[Begin Listing]

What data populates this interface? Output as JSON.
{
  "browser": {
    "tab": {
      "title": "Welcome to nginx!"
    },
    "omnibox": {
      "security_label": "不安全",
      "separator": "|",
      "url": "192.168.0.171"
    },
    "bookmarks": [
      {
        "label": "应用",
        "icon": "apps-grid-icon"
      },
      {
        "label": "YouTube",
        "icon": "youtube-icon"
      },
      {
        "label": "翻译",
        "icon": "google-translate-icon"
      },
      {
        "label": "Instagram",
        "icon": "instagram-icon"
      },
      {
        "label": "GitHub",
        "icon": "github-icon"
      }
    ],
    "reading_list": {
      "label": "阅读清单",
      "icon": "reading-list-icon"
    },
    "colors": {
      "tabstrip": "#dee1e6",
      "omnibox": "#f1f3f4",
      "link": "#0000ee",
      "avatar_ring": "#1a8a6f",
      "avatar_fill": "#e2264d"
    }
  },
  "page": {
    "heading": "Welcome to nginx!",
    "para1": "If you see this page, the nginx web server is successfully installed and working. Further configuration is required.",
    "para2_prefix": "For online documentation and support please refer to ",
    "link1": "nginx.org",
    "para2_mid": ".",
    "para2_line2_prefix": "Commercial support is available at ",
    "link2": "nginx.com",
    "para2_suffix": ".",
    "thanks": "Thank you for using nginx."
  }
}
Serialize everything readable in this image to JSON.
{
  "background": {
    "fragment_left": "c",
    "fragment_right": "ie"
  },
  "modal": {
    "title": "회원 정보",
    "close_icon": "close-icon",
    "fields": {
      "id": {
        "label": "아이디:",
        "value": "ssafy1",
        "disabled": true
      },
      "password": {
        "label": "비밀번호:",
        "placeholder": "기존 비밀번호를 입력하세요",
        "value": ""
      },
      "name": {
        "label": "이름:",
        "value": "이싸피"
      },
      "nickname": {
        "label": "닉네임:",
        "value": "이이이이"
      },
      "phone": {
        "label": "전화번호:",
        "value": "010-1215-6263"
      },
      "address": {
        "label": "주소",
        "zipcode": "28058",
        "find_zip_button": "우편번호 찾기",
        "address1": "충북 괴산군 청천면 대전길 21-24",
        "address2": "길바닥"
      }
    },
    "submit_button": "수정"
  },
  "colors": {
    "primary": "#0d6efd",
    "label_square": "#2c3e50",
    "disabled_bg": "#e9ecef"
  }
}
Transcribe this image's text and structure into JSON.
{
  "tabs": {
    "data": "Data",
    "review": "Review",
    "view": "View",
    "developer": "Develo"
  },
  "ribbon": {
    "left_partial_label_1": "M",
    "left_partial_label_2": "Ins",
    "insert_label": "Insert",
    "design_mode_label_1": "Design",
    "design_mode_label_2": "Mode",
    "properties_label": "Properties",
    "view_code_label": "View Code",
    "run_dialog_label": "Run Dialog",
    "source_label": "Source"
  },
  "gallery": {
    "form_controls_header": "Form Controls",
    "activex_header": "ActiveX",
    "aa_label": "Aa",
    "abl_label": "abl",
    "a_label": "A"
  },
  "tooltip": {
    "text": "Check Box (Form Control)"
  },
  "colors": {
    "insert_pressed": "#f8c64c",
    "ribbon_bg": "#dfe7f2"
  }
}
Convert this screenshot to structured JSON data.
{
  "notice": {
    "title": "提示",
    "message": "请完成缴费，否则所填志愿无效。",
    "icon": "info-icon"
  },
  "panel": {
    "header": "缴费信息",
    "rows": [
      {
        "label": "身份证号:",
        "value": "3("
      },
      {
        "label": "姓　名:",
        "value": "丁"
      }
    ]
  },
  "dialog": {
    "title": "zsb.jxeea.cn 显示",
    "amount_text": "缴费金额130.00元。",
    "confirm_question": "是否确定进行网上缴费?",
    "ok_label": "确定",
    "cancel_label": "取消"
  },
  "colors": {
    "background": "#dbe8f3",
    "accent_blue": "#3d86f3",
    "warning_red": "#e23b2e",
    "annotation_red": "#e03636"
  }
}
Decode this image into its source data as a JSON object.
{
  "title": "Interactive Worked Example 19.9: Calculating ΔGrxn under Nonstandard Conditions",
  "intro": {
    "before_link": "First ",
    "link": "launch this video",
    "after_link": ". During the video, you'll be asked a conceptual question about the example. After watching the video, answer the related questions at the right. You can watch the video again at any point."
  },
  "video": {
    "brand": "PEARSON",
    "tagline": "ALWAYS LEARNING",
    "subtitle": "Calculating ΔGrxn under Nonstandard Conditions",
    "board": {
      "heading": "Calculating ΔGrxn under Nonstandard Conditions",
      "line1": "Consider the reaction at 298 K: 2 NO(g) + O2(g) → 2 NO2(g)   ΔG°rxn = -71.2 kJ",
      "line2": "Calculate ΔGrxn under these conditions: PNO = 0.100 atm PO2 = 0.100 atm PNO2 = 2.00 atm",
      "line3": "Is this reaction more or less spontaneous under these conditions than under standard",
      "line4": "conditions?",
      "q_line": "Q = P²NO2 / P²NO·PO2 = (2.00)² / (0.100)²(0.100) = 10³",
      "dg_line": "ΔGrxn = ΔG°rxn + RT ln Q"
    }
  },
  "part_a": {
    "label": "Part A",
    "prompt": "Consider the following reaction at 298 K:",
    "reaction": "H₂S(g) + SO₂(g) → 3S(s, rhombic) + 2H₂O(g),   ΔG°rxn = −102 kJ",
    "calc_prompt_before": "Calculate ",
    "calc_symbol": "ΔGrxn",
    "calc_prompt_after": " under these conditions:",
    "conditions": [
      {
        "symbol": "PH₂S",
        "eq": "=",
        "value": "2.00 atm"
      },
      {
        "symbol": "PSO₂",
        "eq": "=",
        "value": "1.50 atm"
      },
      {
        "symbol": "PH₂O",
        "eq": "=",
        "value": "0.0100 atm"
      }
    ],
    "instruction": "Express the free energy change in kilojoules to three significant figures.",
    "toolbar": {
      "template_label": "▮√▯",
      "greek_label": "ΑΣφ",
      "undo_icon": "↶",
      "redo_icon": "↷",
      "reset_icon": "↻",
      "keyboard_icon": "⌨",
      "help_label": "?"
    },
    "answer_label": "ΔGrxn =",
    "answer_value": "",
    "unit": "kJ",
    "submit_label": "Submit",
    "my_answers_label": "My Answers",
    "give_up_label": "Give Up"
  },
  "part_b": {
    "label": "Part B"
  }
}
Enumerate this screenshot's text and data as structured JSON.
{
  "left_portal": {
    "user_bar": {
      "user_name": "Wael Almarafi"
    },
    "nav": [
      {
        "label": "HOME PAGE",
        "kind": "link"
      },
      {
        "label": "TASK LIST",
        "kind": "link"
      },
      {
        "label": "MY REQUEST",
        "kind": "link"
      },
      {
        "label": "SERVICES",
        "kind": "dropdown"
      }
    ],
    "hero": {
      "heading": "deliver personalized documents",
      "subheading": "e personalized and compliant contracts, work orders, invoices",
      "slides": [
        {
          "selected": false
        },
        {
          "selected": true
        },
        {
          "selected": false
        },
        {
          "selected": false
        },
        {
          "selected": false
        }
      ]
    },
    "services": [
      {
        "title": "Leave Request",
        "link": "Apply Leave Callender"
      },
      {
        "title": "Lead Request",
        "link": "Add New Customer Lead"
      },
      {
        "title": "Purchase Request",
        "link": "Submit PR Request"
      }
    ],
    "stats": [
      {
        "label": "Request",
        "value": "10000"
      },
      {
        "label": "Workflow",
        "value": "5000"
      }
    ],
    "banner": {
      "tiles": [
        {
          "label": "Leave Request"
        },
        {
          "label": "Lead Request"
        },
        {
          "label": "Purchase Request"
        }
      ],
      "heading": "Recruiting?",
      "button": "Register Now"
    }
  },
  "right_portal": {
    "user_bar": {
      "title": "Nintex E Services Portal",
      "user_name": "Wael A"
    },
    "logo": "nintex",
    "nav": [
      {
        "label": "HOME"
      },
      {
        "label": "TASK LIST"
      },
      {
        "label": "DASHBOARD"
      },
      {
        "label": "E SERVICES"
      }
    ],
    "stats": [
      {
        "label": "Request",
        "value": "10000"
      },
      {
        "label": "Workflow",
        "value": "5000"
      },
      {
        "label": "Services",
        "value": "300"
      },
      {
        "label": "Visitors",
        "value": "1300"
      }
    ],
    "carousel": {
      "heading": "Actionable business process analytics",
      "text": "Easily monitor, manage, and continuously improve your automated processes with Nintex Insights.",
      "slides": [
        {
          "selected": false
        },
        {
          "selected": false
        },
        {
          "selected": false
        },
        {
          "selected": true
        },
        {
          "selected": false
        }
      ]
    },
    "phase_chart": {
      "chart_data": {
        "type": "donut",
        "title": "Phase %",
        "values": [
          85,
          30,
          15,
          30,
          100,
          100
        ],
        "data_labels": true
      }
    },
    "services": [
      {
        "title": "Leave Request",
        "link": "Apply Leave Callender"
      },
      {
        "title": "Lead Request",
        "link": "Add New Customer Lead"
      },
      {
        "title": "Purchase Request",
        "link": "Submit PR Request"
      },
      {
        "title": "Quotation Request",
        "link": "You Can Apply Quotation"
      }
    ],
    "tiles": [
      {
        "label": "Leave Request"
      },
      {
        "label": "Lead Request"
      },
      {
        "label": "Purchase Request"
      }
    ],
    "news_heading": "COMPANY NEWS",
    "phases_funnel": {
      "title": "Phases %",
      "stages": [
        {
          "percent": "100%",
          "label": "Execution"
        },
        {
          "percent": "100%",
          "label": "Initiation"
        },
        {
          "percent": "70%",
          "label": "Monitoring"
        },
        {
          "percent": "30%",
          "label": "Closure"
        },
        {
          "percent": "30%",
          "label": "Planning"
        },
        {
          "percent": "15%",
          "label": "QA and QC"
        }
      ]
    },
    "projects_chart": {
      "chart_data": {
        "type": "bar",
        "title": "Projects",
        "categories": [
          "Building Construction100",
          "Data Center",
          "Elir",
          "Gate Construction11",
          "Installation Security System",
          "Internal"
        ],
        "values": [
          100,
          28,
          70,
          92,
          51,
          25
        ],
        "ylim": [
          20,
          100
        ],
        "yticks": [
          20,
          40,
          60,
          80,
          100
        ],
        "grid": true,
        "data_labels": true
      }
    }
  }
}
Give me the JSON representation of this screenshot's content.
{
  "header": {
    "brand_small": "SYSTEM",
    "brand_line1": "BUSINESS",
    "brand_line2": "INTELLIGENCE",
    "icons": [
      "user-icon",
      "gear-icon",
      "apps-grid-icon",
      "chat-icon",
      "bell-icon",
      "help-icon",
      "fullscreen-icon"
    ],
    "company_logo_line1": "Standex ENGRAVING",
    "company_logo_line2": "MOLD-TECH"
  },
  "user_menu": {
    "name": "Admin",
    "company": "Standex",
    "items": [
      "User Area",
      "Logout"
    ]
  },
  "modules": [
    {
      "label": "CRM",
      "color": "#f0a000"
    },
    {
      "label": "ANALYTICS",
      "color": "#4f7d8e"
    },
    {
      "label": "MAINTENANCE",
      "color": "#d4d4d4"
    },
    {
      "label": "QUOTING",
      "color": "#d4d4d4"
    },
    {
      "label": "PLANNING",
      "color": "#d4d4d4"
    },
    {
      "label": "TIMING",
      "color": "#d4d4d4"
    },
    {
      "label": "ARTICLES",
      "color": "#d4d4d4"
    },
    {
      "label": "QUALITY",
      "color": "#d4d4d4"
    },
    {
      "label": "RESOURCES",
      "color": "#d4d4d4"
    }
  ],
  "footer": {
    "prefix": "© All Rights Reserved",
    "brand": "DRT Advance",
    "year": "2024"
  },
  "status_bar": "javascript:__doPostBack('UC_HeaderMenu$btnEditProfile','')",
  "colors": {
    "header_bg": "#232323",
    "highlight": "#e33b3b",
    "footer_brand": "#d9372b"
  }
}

[End Listing]

### Given exercise
Which lines run from the one containing "Give me the" to the end of the entries above? Quote exactly those, and only those.

### Expected answer
Give me the JSON representation of this screenshot's content.
{
  "header": {
    "brand_small": "SYSTEM",
    "brand_line1": "BUSINESS",
    "brand_line2": "INTELLIGENCE",
    "icons": [
      "user-icon",
      "gear-icon",
      "apps-grid-icon",
      "chat-icon",
      "bell-icon",
      "help-icon",
      "fullscreen-icon"
    ],
    "company_logo_line1": "Standex ENGRAVING",
    "company_logo_line2": "MOLD-TECH"
  },
  "user_menu": {
    "name": "Admin",
    "company": "Standex",
    "items": [
      "User Area",
      "Logout"
    ]
  },
  "modules": [
    {
      "label": "CRM",
      "color": "#f0a000"
    },
    {
      "label": "ANALYTICS",
      "color": "#4f7d8e"
    },
    {
      "label": "MAINTENANCE",
      "color": "#d4d4d4"
    },
    {
      "label": "QUOTING",
      "color": "#d4d4d4"
    },
    {
      "label": "PLANNING",
      "color": "#d4d4d4"
    },
    {
      "label": "TIMING",
      "color": "#d4d4d4"
    },
    {
      "label": "ARTICLES",
      "color": "#d4d4d4"
    },
    {
      "label": "QUALITY",
      "color": "#d4d4d4"
    },
    {
      "label": "RESOURCES",
      "color": "#d4d4d4"
    }
  ],
  "footer": {
    "prefix": "© All Rights Reserved",
    "brand": "DRT Advance",
    "year": "2024"
  },
  "status_bar": "javascript:__doPostBack('UC_HeaderMenu$btnEditProfile','')",
  "colors": {
    "header_bg": "#232323",
    "highlight": "#e33b3b",
    "footer_brand": "#d9372b"
  }
}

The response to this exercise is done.